● **EXERCISE AIM**:
Locate every line in the records below that holds the word "время" and return each one.

** Begin **

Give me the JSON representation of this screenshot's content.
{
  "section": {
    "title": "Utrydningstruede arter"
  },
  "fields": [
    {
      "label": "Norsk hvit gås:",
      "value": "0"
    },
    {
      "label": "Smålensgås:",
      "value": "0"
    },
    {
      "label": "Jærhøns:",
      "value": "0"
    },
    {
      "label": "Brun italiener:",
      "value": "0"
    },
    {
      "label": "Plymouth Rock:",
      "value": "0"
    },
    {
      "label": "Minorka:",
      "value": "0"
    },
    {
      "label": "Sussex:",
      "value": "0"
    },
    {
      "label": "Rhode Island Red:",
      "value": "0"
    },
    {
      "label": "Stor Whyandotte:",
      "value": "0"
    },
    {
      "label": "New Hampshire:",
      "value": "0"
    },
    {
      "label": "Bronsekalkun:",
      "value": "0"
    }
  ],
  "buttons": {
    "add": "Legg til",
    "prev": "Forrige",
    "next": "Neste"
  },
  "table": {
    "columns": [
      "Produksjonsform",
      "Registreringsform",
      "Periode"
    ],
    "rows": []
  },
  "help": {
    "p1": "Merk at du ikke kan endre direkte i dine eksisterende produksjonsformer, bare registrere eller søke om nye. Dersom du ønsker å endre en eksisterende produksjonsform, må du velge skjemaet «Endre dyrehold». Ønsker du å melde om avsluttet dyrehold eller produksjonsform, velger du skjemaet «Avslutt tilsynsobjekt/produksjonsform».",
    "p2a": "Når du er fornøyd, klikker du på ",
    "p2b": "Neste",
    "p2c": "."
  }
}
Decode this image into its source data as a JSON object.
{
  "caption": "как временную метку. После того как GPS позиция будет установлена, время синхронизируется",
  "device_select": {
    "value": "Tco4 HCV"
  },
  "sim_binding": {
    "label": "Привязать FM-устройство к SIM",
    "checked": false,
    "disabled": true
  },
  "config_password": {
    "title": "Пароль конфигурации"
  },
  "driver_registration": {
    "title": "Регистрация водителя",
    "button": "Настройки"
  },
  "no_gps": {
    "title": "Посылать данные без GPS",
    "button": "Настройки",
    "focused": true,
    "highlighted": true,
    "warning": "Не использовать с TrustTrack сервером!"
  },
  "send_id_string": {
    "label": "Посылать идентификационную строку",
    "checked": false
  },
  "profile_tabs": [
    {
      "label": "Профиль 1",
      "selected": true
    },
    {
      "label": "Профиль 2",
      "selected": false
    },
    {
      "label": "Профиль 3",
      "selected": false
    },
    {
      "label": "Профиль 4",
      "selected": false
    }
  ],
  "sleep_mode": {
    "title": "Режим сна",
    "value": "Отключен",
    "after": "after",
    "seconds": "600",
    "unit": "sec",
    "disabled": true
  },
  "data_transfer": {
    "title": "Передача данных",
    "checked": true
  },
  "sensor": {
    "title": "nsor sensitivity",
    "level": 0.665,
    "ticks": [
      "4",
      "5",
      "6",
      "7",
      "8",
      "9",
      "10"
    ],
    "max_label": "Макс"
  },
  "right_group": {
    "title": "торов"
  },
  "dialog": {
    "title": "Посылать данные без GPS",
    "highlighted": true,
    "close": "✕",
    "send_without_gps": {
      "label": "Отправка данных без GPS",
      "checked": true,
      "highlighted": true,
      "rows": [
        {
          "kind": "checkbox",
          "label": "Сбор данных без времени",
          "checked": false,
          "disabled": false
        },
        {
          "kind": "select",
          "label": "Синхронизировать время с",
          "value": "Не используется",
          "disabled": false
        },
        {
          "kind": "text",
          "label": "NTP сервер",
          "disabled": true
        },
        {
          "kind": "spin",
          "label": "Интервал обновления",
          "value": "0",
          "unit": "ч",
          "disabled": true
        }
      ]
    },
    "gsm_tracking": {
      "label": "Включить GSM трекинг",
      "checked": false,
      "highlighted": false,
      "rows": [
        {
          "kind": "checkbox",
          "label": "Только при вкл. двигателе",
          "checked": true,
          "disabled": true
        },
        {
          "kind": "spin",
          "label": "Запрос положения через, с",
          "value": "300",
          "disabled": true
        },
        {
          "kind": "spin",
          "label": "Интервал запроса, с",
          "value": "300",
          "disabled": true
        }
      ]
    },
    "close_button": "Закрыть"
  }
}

** End **

● **TASK SOLUTION**:
  "caption": "как временную метку. После того как GPS позиция будет установлена, время синхронизируется",
          "label": "Синхронизировать время с",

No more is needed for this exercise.